WHAT IS NEEDED:
Would you extract the whole listing below and retype it exactly?

EXERCISE INPUT:
****************************************
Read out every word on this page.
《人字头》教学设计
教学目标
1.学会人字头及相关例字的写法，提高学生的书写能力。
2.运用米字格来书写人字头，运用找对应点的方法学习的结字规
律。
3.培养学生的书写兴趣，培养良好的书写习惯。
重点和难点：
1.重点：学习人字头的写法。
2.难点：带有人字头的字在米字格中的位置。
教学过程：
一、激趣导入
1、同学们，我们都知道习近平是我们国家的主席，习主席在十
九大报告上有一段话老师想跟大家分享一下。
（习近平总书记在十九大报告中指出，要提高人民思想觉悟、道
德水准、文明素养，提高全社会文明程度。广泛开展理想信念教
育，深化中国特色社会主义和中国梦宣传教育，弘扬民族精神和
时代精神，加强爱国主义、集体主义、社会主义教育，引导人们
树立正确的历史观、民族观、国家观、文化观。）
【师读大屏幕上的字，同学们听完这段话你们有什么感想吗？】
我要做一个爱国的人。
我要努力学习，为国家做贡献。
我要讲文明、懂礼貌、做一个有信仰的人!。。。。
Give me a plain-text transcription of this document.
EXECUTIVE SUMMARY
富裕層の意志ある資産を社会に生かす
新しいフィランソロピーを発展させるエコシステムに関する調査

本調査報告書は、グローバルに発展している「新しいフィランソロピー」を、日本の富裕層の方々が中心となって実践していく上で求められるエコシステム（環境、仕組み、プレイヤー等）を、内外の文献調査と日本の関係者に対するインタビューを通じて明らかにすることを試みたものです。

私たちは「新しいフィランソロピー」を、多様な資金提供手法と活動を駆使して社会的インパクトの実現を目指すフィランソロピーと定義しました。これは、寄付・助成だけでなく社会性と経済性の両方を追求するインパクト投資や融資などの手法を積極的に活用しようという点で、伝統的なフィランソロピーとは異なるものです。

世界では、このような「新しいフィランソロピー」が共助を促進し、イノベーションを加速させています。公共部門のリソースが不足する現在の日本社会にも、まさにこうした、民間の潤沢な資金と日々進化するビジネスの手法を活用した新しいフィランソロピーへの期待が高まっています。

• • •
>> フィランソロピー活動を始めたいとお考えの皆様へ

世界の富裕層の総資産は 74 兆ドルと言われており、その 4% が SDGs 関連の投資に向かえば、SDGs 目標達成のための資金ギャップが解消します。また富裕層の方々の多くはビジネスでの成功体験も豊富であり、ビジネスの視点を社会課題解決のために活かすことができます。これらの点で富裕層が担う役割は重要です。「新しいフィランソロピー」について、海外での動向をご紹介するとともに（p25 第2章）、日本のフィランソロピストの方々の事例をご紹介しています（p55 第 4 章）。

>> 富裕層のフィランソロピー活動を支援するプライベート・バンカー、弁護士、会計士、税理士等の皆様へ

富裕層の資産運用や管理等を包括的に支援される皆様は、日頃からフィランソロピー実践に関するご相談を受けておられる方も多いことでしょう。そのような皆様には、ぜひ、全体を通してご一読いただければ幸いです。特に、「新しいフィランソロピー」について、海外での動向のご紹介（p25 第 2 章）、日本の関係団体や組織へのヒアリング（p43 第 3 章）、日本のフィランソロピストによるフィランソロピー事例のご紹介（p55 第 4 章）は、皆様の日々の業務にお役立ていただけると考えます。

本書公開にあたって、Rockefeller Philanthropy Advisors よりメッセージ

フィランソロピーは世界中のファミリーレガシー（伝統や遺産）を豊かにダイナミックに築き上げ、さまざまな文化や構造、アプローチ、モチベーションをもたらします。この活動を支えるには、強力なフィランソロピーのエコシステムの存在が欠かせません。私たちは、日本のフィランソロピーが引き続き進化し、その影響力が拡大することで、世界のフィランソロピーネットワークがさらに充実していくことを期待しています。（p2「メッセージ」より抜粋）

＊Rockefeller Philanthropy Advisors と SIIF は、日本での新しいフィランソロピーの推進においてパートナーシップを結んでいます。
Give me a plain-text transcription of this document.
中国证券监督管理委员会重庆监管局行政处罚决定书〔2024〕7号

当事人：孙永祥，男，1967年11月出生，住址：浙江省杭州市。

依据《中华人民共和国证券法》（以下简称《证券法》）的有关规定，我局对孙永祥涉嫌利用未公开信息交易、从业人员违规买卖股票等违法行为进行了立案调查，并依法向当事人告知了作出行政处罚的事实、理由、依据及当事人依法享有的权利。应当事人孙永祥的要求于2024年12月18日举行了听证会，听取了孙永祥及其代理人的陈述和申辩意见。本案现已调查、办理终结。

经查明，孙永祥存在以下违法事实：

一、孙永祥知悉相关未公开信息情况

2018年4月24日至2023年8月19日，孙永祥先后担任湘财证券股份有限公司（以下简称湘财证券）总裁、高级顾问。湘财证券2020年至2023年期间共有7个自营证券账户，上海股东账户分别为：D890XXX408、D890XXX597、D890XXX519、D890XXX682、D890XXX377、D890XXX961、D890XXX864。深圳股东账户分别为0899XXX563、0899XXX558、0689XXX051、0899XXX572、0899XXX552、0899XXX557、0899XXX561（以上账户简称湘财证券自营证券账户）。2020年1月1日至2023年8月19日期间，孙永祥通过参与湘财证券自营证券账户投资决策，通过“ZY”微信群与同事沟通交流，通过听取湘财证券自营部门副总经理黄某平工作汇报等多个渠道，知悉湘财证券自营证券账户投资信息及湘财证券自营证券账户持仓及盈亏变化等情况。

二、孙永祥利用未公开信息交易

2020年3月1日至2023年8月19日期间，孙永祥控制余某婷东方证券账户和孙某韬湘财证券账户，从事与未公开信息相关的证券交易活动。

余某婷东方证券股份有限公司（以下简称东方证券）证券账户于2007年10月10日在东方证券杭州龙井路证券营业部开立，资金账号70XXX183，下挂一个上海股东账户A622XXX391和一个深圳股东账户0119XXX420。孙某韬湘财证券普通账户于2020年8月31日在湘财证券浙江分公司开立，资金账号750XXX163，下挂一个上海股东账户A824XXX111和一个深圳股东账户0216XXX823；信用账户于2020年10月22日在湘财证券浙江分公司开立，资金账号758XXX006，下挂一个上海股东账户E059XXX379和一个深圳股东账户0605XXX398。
****************************************
WRITTEN RESPONSE:
Read out every word on this page.
《人字头》教学设计
教学目标
1.学会人字头及相关例字的写法，提高学生的书写能力。
2.运用米字格来书写人字头，运用找对应点的方法学习的结字规
律。
3.培养学生的书写兴趣，培养良好的书写习惯。
重点和难点：
1.重点：学习人字头的写法。
2.难点：带有人字头的字在米字格中的位置。
教学过程：
一、激趣导入
1、同学们，我们都知道习近平是我们国家的主席，习主席在十
九大报告上有一段话老师想跟大家分享一下。
（习近平总书记在十九大报告中指出，要提高人民思想觉悟、道
德水准、文明素养，提高全社会文明程度。广泛开展理想信念教
育，深化中国特色社会主义和中国梦宣传教育，弘扬民族精神和
时代精神，加强爱国主义、集体主义、社会主义教育，引导人们
树立正确的历史观、民族观、国家观、文化观。）
【师读大屏幕上的字，同学们听完这段话你们有什么感想吗？】
我要做一个爱国的人。
我要努力学习，为国家做贡献。
我要讲文明、懂礼貌、做一个有信仰的人!。。。。
Give me a plain-text transcription of this document.
EXECUTIVE SUMMARY
富裕層の意志ある資産を社会に生かす
新しいフィランソロピーを発展させるエコシステムに関する調査

本調査報告書は、グローバルに発展している「新しいフィランソロピー」を、日本の富裕層の方々が中心となって実践していく上で求められるエコシステム（環境、仕組み、プレイヤー等）を、内外の文献調査と日本の関係者に対するインタビューを通じて明らかにすることを試みたものです。

私たちは「新しいフィランソロピー」を、多様な資金提供手法と活動を駆使して社会的インパクトの実現を目指すフィランソロピーと定義しました。これは、寄付・助成だけでなく社会性と経済性の両方を追求するインパクト投資や融資などの手法を積極的に活用しようという点で、伝統的なフィランソロピーとは異なるものです。

世界では、このような「新しいフィランソロピー」が共助を促進し、イノベーションを加速させています。公共部門のリソースが不足する現在の日本社会にも、まさにこうした、民間の潤沢な資金と日々進化するビジネスの手法を活用した新しいフィランソロピーへの期待が高まっています。

• • •
>> フィランソロピー活動を始めたいとお考えの皆様へ

世界の富裕層の総資産は 74 兆ドルと言われており、その 4% が SDGs 関連の投資に向かえば、SDGs 目標達成のための資金ギャップが解消します。また富裕層の方々の多くはビジネスでの成功体験も豊富であり、ビジネスの視点を社会課題解決のために活かすことができます。これらの点で富裕層が担う役割は重要です。「新しいフィランソロピー」について、海外での動向をご紹介するとともに（p25 第2章）、日本のフィランソロピストの方々の事例をご紹介しています（p55 第 4 章）。

>> 富裕層のフィランソロピー活動を支援するプライベート・バンカー、弁護士、会計士、税理士等の皆様へ

富裕層の資産運用や管理等を包括的に支援される皆様は、日頃からフィランソロピー実践に関するご相談を受けておられる方も多いことでしょう。そのような皆様には、ぜひ、全体を通してご一読いただければ幸いです。特に、「新しいフィランソロピー」について、海外での動向のご紹介（p25 第 2 章）、日本の関係団体や組織へのヒアリング（p43 第 3 章）、日本のフィランソロピストによるフィランソロピー事例のご紹介（p55 第 4 章）は、皆様の日々の業務にお役立ていただけると考えます。

本書公開にあたって、Rockefeller Philanthropy Advisors よりメッセージ

フィランソロピーは世界中のファミリーレガシー（伝統や遺産）を豊かにダイナミックに築き上げ、さまざまな文化や構造、アプローチ、モチベーションをもたらします。この活動を支えるには、強力なフィランソロピーのエコシステムの存在が欠かせません。私たちは、日本のフィランソロピーが引き続き進化し、その影響力が拡大することで、世界のフィランソロピーネットワークがさらに充実していくことを期待しています。（p2「メッセージ」より抜粋）

＊Rockefeller Philanthropy Advisors と SIIF は、日本での新しいフィランソロピーの推進においてパートナーシップを結んでいます。
Give me a plain-text transcription of this document.
中国证券监督管理委员会重庆监管局行政处罚决定书〔2024〕7号

当事人：孙永祥，男，1967年11月出生，住址：浙江省杭州市。

依据《中华人民共和国证券法》（以下简称《证券法》）的有关规定，我局对孙永祥涉嫌利用未公开信息交易、从业人员违规买卖股票等违法行为进行了立案调查，并依法向当事人告知了作出行政处罚的事实、理由、依据及当事人依法享有的权利。应当事人孙永祥的要求于2024年12月18日举行了听证会，听取了孙永祥及其代理人的陈述和申辩意见。本案现已调查、办理终结。

经查明，孙永祥存在以下违法事实：

一、孙永祥知悉相关未公开信息情况

2018年4月24日至2023年8月19日，孙永祥先后担任湘财证券股份有限公司（以下简称湘财证券）总裁、高级顾问。湘财证券2020年至2023年期间共有7个自营证券账户，上海股东账户分别为：D890XXX408、D890XXX597、D890XXX519、D890XXX682、D890XXX377、D890XXX961、D890XXX864。深圳股东账户分别为0899XXX563、0899XXX558、0689XXX051、0899XXX572、0899XXX552、0899XXX557、0899XXX561（以上账户简称湘财证券自营证券账户）。2020年1月1日至2023年8月19日期间，孙永祥通过参与湘财证券自营证券账户投资决策，通过“ZY”微信群与同事沟通交流，通过听取湘财证券自营部门副总经理黄某平工作汇报等多个渠道，知悉湘财证券自营证券账户投资信息及湘财证券自营证券账户持仓及盈亏变化等情况。

二、孙永祥利用未公开信息交易

2020年3月1日至2023年8月19日期间，孙永祥控制余某婷东方证券账户和孙某韬湘财证券账户，从事与未公开信息相关的证券交易活动。

余某婷东方证券股份有限公司（以下简称东方证券）证券账户于2007年10月10日在东方证券杭州龙井路证券营业部开立，资金账号70XXX183，下挂一个上海股东账户A622XXX391和一个深圳股东账户0119XXX420。孙某韬湘财证券普通账户于2020年8月31日在湘财证券浙江分公司开立，资金账号750XXX163，下挂一个上海股东账户A824XXX111和一个深圳股东账户0216XXX823；信用账户于2020年10月22日在湘财证券浙江分公司开立，资金账号758XXX006，下挂一个上海股东账户E059XXX379和一个深圳股东账户0605XXX398。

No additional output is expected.